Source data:

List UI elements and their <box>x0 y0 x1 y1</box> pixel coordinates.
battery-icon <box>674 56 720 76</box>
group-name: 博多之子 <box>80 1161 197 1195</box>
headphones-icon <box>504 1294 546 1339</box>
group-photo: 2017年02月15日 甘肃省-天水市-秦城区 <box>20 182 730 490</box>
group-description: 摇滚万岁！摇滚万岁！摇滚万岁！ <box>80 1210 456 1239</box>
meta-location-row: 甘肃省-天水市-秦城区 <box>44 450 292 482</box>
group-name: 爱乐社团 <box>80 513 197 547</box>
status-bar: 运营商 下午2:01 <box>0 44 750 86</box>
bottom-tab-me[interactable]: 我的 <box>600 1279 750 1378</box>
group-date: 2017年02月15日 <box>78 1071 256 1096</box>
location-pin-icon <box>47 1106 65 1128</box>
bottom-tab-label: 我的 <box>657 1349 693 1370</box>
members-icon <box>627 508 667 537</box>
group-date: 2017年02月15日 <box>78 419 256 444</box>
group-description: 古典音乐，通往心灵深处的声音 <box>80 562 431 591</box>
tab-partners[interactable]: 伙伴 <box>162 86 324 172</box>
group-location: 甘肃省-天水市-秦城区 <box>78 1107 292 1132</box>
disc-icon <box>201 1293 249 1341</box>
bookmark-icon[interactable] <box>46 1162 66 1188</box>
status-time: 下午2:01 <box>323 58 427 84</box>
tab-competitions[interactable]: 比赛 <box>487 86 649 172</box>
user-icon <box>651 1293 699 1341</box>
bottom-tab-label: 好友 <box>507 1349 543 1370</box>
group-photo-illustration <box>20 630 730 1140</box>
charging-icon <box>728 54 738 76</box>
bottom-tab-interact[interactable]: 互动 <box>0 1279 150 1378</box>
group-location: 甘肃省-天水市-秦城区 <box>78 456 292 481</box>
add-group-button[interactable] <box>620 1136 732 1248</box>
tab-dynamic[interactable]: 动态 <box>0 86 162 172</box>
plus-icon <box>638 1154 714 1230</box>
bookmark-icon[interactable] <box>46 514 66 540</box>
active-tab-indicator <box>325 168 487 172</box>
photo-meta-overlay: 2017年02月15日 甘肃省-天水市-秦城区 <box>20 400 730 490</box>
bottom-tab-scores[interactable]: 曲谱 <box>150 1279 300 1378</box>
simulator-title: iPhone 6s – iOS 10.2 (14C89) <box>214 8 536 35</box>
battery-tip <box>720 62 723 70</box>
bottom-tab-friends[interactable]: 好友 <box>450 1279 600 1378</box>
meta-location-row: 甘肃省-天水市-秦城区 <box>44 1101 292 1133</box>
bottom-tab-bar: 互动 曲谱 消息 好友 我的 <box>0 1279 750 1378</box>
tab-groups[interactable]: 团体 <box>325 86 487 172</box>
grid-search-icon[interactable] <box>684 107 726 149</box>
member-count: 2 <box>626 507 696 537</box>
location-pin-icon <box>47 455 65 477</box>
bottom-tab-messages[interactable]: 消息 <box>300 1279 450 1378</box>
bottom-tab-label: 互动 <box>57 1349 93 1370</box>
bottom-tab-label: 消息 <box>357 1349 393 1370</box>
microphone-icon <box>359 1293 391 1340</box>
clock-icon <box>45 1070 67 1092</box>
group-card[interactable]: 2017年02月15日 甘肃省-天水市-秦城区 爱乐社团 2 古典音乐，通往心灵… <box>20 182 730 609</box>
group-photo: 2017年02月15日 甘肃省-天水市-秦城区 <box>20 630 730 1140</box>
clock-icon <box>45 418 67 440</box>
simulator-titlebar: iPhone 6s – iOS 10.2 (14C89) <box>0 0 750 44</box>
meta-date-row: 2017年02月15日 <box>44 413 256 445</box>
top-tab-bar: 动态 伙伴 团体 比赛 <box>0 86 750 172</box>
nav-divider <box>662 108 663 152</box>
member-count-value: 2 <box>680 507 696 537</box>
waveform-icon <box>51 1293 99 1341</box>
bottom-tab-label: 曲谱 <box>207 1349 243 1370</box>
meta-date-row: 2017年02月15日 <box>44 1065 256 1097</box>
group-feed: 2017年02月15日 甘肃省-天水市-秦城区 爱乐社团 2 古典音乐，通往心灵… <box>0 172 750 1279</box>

Task requirements: Write out all the entries again, switching "clock-icon" to "time-icon" wherever it appears and leaving everything else unchanged.

Reply:
List UI elements and their <box>x0 y0 x1 y1</box> pixel coordinates.
battery-icon <box>674 56 720 76</box>
group-name: 博多之子 <box>80 1161 197 1195</box>
headphones-icon <box>504 1294 546 1339</box>
group-photo: 2017年02月15日 甘肃省-天水市-秦城区 <box>20 182 730 490</box>
group-description: 摇滚万岁！摇滚万岁！摇滚万岁！ <box>80 1210 456 1239</box>
meta-location-row: 甘肃省-天水市-秦城区 <box>44 450 292 482</box>
group-name: 爱乐社团 <box>80 513 197 547</box>
status-bar: 运营商 下午2:01 <box>0 44 750 86</box>
bottom-tab-me[interactable]: 我的 <box>600 1279 750 1378</box>
group-date: 2017年02月15日 <box>78 1071 256 1096</box>
location-pin-icon <box>47 1106 65 1128</box>
bottom-tab-label: 我的 <box>657 1349 693 1370</box>
members-icon <box>627 508 667 537</box>
group-date: 2017年02月15日 <box>78 419 256 444</box>
group-description: 古典音乐，通往心灵深处的声音 <box>80 562 431 591</box>
tab-partners[interactable]: 伙伴 <box>162 86 324 172</box>
group-location: 甘肃省-天水市-秦城区 <box>78 1107 292 1132</box>
disc-icon <box>201 1293 249 1341</box>
bookmark-icon[interactable] <box>46 1162 66 1188</box>
status-time: 下午2:01 <box>323 58 427 84</box>
tab-competitions[interactable]: 比赛 <box>487 86 649 172</box>
user-icon <box>651 1293 699 1341</box>
bottom-tab-label: 好友 <box>507 1349 543 1370</box>
group-photo-illustration <box>20 630 730 1140</box>
charging-icon <box>728 54 738 76</box>
bottom-tab-interact[interactable]: 互动 <box>0 1279 150 1378</box>
group-location: 甘肃省-天水市-秦城区 <box>78 456 292 481</box>
add-group-button[interactable] <box>620 1136 732 1248</box>
tab-dynamic[interactable]: 动态 <box>0 86 162 172</box>
plus-icon <box>638 1154 714 1230</box>
bookmark-icon[interactable] <box>46 514 66 540</box>
active-tab-indicator <box>325 168 487 172</box>
photo-meta-overlay: 2017年02月15日 甘肃省-天水市-秦城区 <box>20 400 730 490</box>
bottom-tab-scores[interactable]: 曲谱 <box>150 1279 300 1378</box>
simulator-title: iPhone 6s – iOS 10.2 (14C89) <box>214 8 536 35</box>
battery-tip <box>720 62 723 70</box>
bottom-tab-friends[interactable]: 好友 <box>450 1279 600 1378</box>
meta-location-row: 甘肃省-天水市-秦城区 <box>44 1101 292 1133</box>
bottom-tab-bar: 互动 曲谱 消息 好友 我的 <box>0 1279 750 1378</box>
tab-groups[interactable]: 团体 <box>325 86 487 172</box>
grid-search-icon[interactable] <box>684 107 726 149</box>
member-count: 2 <box>626 507 696 537</box>
location-pin-icon <box>47 455 65 477</box>
bottom-tab-messages[interactable]: 消息 <box>300 1279 450 1378</box>
bottom-tab-label: 互动 <box>57 1349 93 1370</box>
bottom-tab-label: 消息 <box>357 1349 393 1370</box>
microphone-icon <box>359 1293 391 1340</box>
time-icon <box>45 1070 67 1092</box>
group-card[interactable]: 2017年02月15日 甘肃省-天水市-秦城区 爱乐社团 2 古典音乐，通往心灵… <box>20 182 730 609</box>
group-photo: 2017年02月15日 甘肃省-天水市-秦城区 <box>20 630 730 1140</box>
time-icon <box>45 418 67 440</box>
simulator-titlebar: iPhone 6s – iOS 10.2 (14C89) <box>0 0 750 44</box>
meta-date-row: 2017年02月15日 <box>44 413 256 445</box>
top-tab-bar: 动态 伙伴 团体 比赛 <box>0 86 750 172</box>
nav-divider <box>662 108 663 152</box>
member-count-value: 2 <box>680 507 696 537</box>
waveform-icon <box>51 1293 99 1341</box>
bottom-tab-label: 曲谱 <box>207 1349 243 1370</box>
meta-date-row: 2017年02月15日 <box>44 1065 256 1097</box>
group-feed: 2017年02月15日 甘肃省-天水市-秦城区 爱乐社团 2 古典音乐，通往心灵… <box>0 172 750 1279</box>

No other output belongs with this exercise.